** begin Exercise data **

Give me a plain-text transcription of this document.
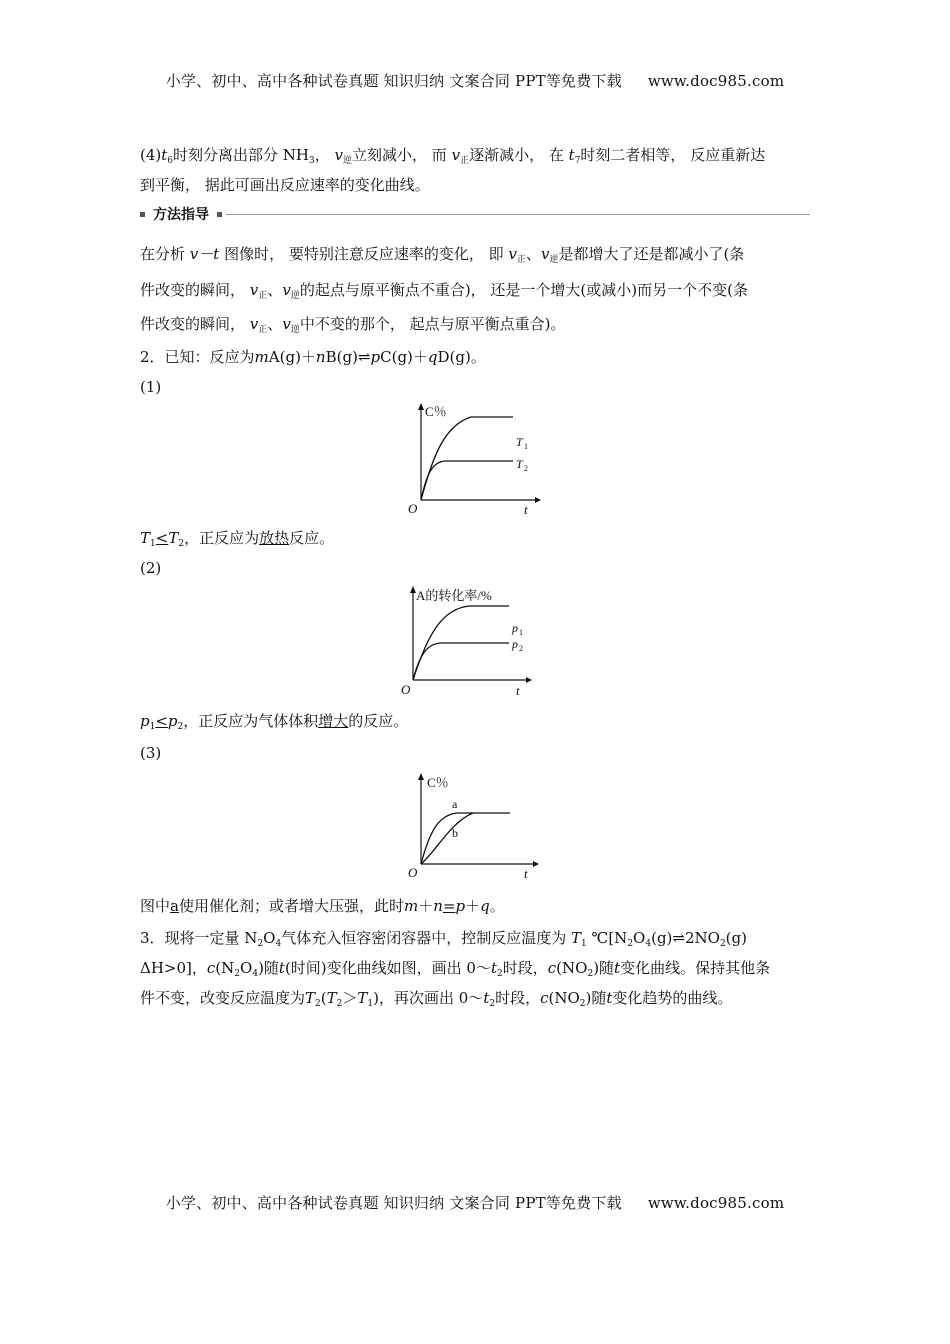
小学、初中、高中各种试卷真题 知识归纳 文案合同 PPT等免费下载 www.doc985.com
$(4)t_6$时刻分离出部分 $NH_3$， $v_逆$立刻减小， 而 $v_正$逐渐减小， 在 $t_7$时刻二者相等， 反应重新达
到平衡， 据此可画出反应速率的变化曲线。
方法指导
在分析 v－t 图像时， 要特别注意反应速率的变化， 即 $v_正$、$v_逆$是都增大了还是都减小了(条
件改变的瞬间， $v_正$、$v_逆$的起点与原平衡点不重合)， 还是一个增大(或减小)而另一个不变(条
件改变的瞬间， $v_正$、$v_逆$中不变的那个， 起点与原平衡点重合)。
2．已知：反应为mA(g)＋nB(g)⇌pC(g)＋qD(g)。
(1)
C％
O	t
T 1
T 2
$T_1<T_2$，正反应为放热反应。
(2)
A的转化率/%
O	t
p 1
p 2
$p_1<p_2$，正反应为气体体积增大的反应。
(3)
C％
O	t
a
b
图中a使用催化剂；或者增大压强，此时m＋n=p＋q。
3．现将一定量 $N_2O_4$气体充入恒容密闭容器中，控制反应温度为 $T_1$ $℃[N_2O_4(g)\rightleftharpoons 2NO_2(g)$
ΔH>0]，$c(N_2O_4)$随t(时间)变化曲线如图，画出 $0\sim t_2$时段，$c(NO_2)$随t变化曲线。保持其他条
件不变，改变反应温度为$T_2(T_2>T_1)$，再次画出 $0\sim t_2$时段，$c(NO_2)$随t变化趋势的曲线。
小学、初中、高中各种试卷真题 知识归纳 文案合同 PPT等免费下载 www.doc985.com
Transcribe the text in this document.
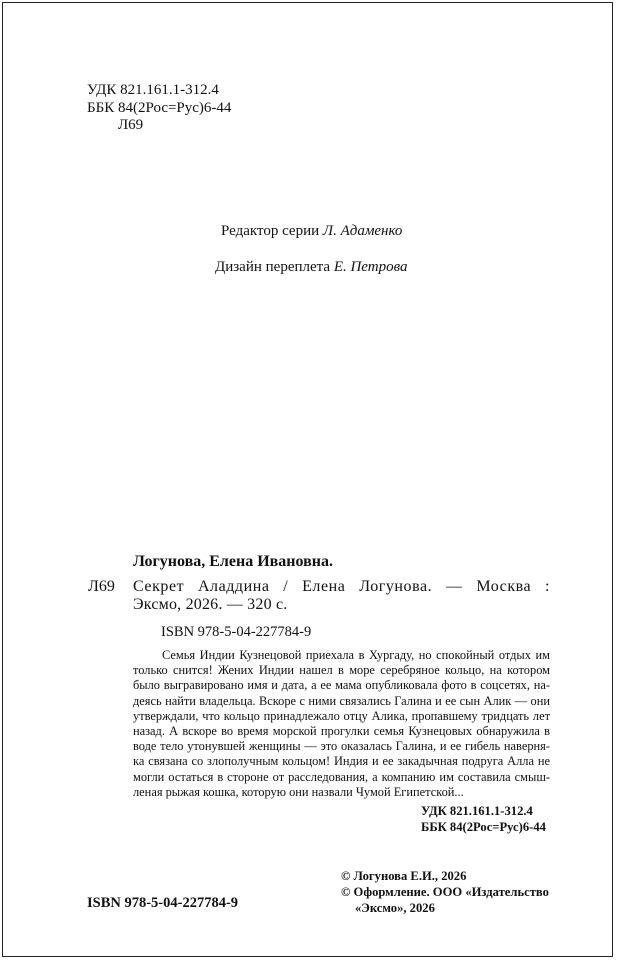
УДК 821.161.1-312.4
ББК 84(2Рос=Рус)6-44
Л69
Редактор серии Л. Адаменко
Дизайн переплета Е. Петрова
Логунова, Елена Ивановна.
Л69 Секрет Аладдина / Елена Логунова. — Москва :
Эксмо, 2026. — 320 с.
ISBN 978-5-04-227784-9

Семья Индии Кузнецовой приехала в Хургаду, но спокойный отдых им только снится! Жених Индии нашел в море серебряное кольцо, на котором было выгравировано имя и дата, а ее мама опубликовала фото в соцсетях, надеясь найти владельца. Вскоре с ними связались Галина и ее сын Алик — они утверждали, что кольцо принадлежало отцу Алика, пропавшему тридцать лет назад. А вскоре во время морской прогулки семья Кузнецовых обнаружила в воде тело утонувшей женщины — это оказалась Галина, и ее гибель наверняка связана со злополучным кольцом! Индия и ее закадычная подруга Алла не могли остаться в стороне от расследования, а компанию им составила смышленая рыжая кошка, которую они назвали Чумой Египетской...

УДК 821.161.1-312.4
ББК 84(2Рос=Рус)6-44
© Логунова Е.И., 2026
© Оформление. ООО «Издательство
«Эксмо», 2026
ISBN 978-5-04-227784-9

** end Exercise data **

* [Exercise objective]: Pictures in the records above are left out; print everything else exactly as written.

* [Task output]:
Give me a plain-text transcription of this document.
小学、初中、高中各种试卷真题 知识归纳 文案合同 PPT等免费下载 www.doc985.com
$(4)t_6$时刻分离出部分 $NH_3$， $v_逆$立刻减小， 而 $v_正$逐渐减小， 在 $t_7$时刻二者相等， 反应重新达
到平衡， 据此可画出反应速率的变化曲线。
方法指导
在分析 v－t 图像时， 要特别注意反应速率的变化， 即 $v_正$、$v_逆$是都增大了还是都减小了(条
件改变的瞬间， $v_正$、$v_逆$的起点与原平衡点不重合)， 还是一个增大(或减小)而另一个不变(条
件改变的瞬间， $v_正$、$v_逆$中不变的那个， 起点与原平衡点重合)。
2．已知：反应为mA(g)＋nB(g)⇌pC(g)＋qD(g)。
(1)
C％
O	t
T 1
T 2
$T_1<T_2$，正反应为放热反应。
(2)
A的转化率/%
O	t
p 1
p 2
$p_1<p_2$，正反应为气体体积增大的反应。
(3)
C％
O	t
a
b
图中a使用催化剂；或者增大压强，此时m＋n=p＋q。
3．现将一定量 $N_2O_4$气体充入恒容密闭容器中，控制反应温度为 $T_1$ $℃[N_2O_4(g)\rightleftharpoons 2NO_2(g)$
ΔH>0]，$c(N_2O_4)$随t(时间)变化曲线如图，画出 $0\sim t_2$时段，$c(NO_2)$随t变化曲线。保持其他条
件不变，改变反应温度为$T_2(T_2>T_1)$，再次画出 $0\sim t_2$时段，$c(NO_2)$随t变化趋势的曲线。
小学、初中、高中各种试卷真题 知识归纳 文案合同 PPT等免费下载 www.doc985.com
Transcribe the text in this document.
УДК 821.161.1-312.4
ББК 84(2Рос=Рус)6-44
Л69
Редактор серии Л. Адаменко
Дизайн переплета Е. Петрова
Логунова, Елена Ивановна.
Л69 Секрет Аладдина / Елена Логунова. — Москва :
Эксмо, 2026. — 320 с.
ISBN 978-5-04-227784-9

Семья Индии Кузнецовой приехала в Хургаду, но спокойный отдых им только снится! Жених Индии нашел в море серебряное кольцо, на котором было выгравировано имя и дата, а ее мама опубликовала фото в соцсетях, надеясь найти владельца. Вскоре с ними связались Галина и ее сын Алик — они утверждали, что кольцо принадлежало отцу Алика, пропавшему тридцать лет назад. А вскоре во время морской прогулки семья Кузнецовых обнаружила в воде тело утонувшей женщины — это оказалась Галина, и ее гибель наверняка связана со злополучным кольцом! Индия и ее закадычная подруга Алла не могли остаться в стороне от расследования, а компанию им составила смышленая рыжая кошка, которую они назвали Чумой Египетской...

УДК 821.161.1-312.4
ББК 84(2Рос=Рус)6-44
© Логунова Е.И., 2026
© Оформление. ООО «Издательство
«Эксмо», 2026
ISBN 978-5-04-227784-9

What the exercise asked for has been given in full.